Dataset records:
- - - - -
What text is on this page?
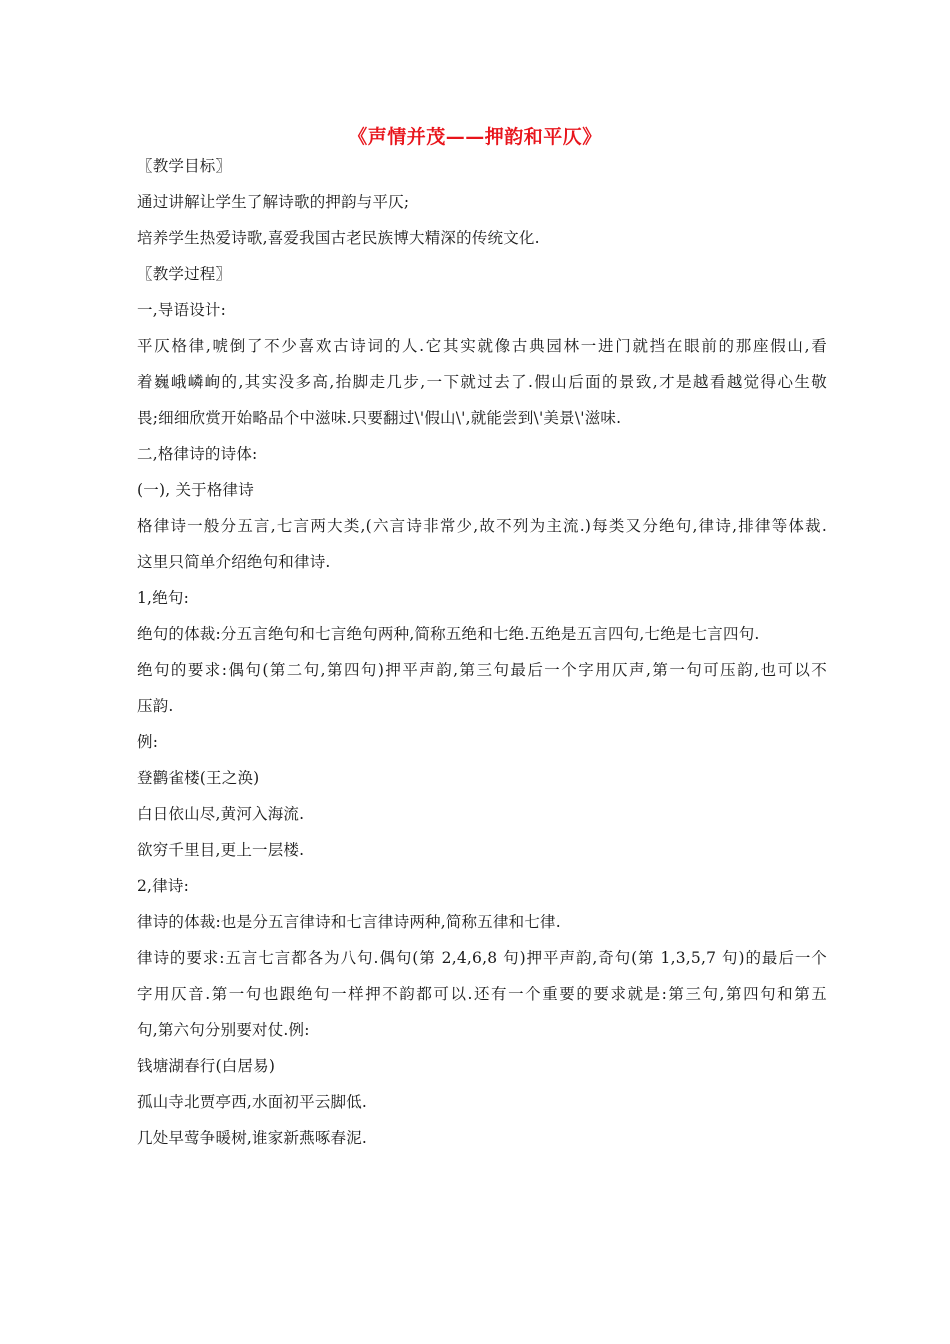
《声情并茂——押韵和平仄》
〖教学目标〗
通过讲解让学生了解诗歌的押韵与平仄;
培养学生热爱诗歌,喜爱我国古老民族博大精深的传统文化.
〖教学过程〗
一,导语设计:
平仄格律,唬倒了不少喜欢古诗词的人.它其实就像古典园林一进门就挡在眼前的那座假山,看
着巍峨嶙峋的,其实没多高,抬脚走几步,一下就过去了.假山后面的景致,才是越看越觉得心生敬
畏;细细欣赏开始略品个中滋味.只要翻过\'假山\',就能尝到\'美景\'滋味.
二,格律诗的诗体:
(一), 关于格律诗
格律诗一般分五言,七言两大类,(六言诗非常少,故不列为主流.)每类又分绝句,律诗,排律等体裁.
这里只简单介绍绝句和律诗.
1,绝句:
绝句的体裁:分五言绝句和七言绝句两种,简称五绝和七绝.五绝是五言四句,七绝是七言四句.
绝句的要求:偶句(第二句,第四句)押平声韵,第三句最后一个字用仄声,第一句可压韵,也可以不
压韵.
例:
登鹳雀楼(王之涣)
白日依山尽,黄河入海流.
欲穷千里目,更上一层楼.
2,律诗:
律诗的体裁:也是分五言律诗和七言律诗两种,简称五律和七律.
律诗的要求:五言七言都各为八句.偶句(第 2,4,6,8 句)押平声韵,奇句(第 1,3,5,7 句)的最后一个
字用仄音.第一句也跟绝句一样押不韵都可以.还有一个重要的要求就是:第三句,第四句和第五
句,第六句分别要对仗.例:
钱塘湖春行(白居易)
孤山寺北贾亭西,水面初平云脚低.
几处早莺争暖树,谁家新燕啄春泥.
- - - - -
EXERCISE DESCRIPTION: Copy out the records above in full, exactly as written, but not the pictures.

SOLUTION FOR THIS PROBLEM:
What text is on this page?
《声情并茂——押韵和平仄》
〖教学目标〗
通过讲解让学生了解诗歌的押韵与平仄;
培养学生热爱诗歌,喜爱我国古老民族博大精深的传统文化.
〖教学过程〗
一,导语设计:
平仄格律,唬倒了不少喜欢古诗词的人.它其实就像古典园林一进门就挡在眼前的那座假山,看
着巍峨嶙峋的,其实没多高,抬脚走几步,一下就过去了.假山后面的景致,才是越看越觉得心生敬
畏;细细欣赏开始略品个中滋味.只要翻过\'假山\',就能尝到\'美景\'滋味.
二,格律诗的诗体:
(一), 关于格律诗
格律诗一般分五言,七言两大类,(六言诗非常少,故不列为主流.)每类又分绝句,律诗,排律等体裁.
这里只简单介绍绝句和律诗.
1,绝句:
绝句的体裁:分五言绝句和七言绝句两种,简称五绝和七绝.五绝是五言四句,七绝是七言四句.
绝句的要求:偶句(第二句,第四句)押平声韵,第三句最后一个字用仄声,第一句可压韵,也可以不
压韵.
例:
登鹳雀楼(王之涣)
白日依山尽,黄河入海流.
欲穷千里目,更上一层楼.
2,律诗:
律诗的体裁:也是分五言律诗和七言律诗两种,简称五律和七律.
律诗的要求:五言七言都各为八句.偶句(第 2,4,6,8 句)押平声韵,奇句(第 1,3,5,7 句)的最后一个
字用仄音.第一句也跟绝句一样押不韵都可以.还有一个重要的要求就是:第三句,第四句和第五
句,第六句分别要对仗.例:
钱塘湖春行(白居易)
孤山寺北贾亭西,水面初平云脚低.
几处早莺争暖树,谁家新燕啄春泥.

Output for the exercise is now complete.